Material provided:
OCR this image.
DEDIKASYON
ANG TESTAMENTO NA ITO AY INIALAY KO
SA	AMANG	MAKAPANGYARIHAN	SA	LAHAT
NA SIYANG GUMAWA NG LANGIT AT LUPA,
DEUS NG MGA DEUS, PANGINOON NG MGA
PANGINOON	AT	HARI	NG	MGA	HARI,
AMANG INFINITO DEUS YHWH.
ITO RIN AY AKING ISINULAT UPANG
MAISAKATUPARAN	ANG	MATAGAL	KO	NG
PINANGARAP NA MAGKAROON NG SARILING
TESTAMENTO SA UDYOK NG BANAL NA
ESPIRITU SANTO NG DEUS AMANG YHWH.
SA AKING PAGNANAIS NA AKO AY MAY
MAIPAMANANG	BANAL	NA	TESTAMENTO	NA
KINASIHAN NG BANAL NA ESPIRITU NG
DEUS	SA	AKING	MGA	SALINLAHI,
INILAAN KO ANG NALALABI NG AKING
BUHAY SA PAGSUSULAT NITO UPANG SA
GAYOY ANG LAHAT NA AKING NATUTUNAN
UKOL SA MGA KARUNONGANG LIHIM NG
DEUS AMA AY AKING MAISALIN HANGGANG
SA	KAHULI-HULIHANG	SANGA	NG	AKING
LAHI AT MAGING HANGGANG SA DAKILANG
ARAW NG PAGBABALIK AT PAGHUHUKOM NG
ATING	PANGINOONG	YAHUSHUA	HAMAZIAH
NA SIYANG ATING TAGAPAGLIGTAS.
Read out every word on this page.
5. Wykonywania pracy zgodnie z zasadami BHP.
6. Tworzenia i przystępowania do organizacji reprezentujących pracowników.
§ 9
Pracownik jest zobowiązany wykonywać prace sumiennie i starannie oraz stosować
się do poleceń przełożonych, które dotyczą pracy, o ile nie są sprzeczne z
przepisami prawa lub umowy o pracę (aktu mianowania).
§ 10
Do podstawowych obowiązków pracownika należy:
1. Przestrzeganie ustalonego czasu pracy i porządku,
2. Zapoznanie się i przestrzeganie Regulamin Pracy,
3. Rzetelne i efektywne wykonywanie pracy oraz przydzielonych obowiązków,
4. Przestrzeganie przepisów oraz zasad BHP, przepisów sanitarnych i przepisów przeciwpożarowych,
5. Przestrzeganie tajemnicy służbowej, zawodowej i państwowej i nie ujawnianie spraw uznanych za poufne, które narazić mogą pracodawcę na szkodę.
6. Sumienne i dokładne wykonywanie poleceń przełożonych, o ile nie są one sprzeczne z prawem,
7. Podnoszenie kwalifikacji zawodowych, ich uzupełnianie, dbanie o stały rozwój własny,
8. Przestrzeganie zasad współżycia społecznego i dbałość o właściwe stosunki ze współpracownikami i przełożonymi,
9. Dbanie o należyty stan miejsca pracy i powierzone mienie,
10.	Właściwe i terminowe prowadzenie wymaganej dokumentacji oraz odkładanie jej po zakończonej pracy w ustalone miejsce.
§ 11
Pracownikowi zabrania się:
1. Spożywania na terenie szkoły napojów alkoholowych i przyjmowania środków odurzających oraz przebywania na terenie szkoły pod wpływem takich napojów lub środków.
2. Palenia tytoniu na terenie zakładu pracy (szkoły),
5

What is expected:
Reproduce the data in full, exactly as presented.

Result:
OCR this image.
DEDIKASYON
ANG TESTAMENTO NA ITO AY INIALAY KO
SA	AMANG	MAKAPANGYARIHAN	SA	LAHAT
NA SIYANG GUMAWA NG LANGIT AT LUPA,
DEUS NG MGA DEUS, PANGINOON NG MGA
PANGINOON	AT	HARI	NG	MGA	HARI,
AMANG INFINITO DEUS YHWH.
ITO RIN AY AKING ISINULAT UPANG
MAISAKATUPARAN	ANG	MATAGAL	KO	NG
PINANGARAP NA MAGKAROON NG SARILING
TESTAMENTO SA UDYOK NG BANAL NA
ESPIRITU SANTO NG DEUS AMANG YHWH.
SA AKING PAGNANAIS NA AKO AY MAY
MAIPAMANANG	BANAL	NA	TESTAMENTO	NA
KINASIHAN NG BANAL NA ESPIRITU NG
DEUS	SA	AKING	MGA	SALINLAHI,
INILAAN KO ANG NALALABI NG AKING
BUHAY SA PAGSUSULAT NITO UPANG SA
GAYOY ANG LAHAT NA AKING NATUTUNAN
UKOL SA MGA KARUNONGANG LIHIM NG
DEUS AMA AY AKING MAISALIN HANGGANG
SA	KAHULI-HULIHANG	SANGA	NG	AKING
LAHI AT MAGING HANGGANG SA DAKILANG
ARAW NG PAGBABALIK AT PAGHUHUKOM NG
ATING	PANGINOONG	YAHUSHUA	HAMAZIAH
NA SIYANG ATING TAGAPAGLIGTAS.
Read out every word on this page.
5. Wykonywania pracy zgodnie z zasadami BHP.
6. Tworzenia i przystępowania do organizacji reprezentujących pracowników.
§ 9
Pracownik jest zobowiązany wykonywać prace sumiennie i starannie oraz stosować
się do poleceń przełożonych, które dotyczą pracy, o ile nie są sprzeczne z
przepisami prawa lub umowy o pracę (aktu mianowania).
§ 10
Do podstawowych obowiązków pracownika należy:
1. Przestrzeganie ustalonego czasu pracy i porządku,
2. Zapoznanie się i przestrzeganie Regulamin Pracy,
3. Rzetelne i efektywne wykonywanie pracy oraz przydzielonych obowiązków,
4. Przestrzeganie przepisów oraz zasad BHP, przepisów sanitarnych i przepisów przeciwpożarowych,
5. Przestrzeganie tajemnicy służbowej, zawodowej i państwowej i nie ujawnianie spraw uznanych za poufne, które narazić mogą pracodawcę na szkodę.
6. Sumienne i dokładne wykonywanie poleceń przełożonych, o ile nie są one sprzeczne z prawem,
7. Podnoszenie kwalifikacji zawodowych, ich uzupełnianie, dbanie o stały rozwój własny,
8. Przestrzeganie zasad współżycia społecznego i dbałość o właściwe stosunki ze współpracownikami i przełożonymi,
9. Dbanie o należyty stan miejsca pracy i powierzone mienie,
10.	Właściwe i terminowe prowadzenie wymaganej dokumentacji oraz odkładanie jej po zakończonej pracy w ustalone miejsce.
§ 11
Pracownikowi zabrania się:
1. Spożywania na terenie szkoły napojów alkoholowych i przyjmowania środków odurzających oraz przebywania na terenie szkoły pod wpływem takich napojów lub środków.
2. Palenia tytoniu na terenie zakładu pracy (szkoły),
5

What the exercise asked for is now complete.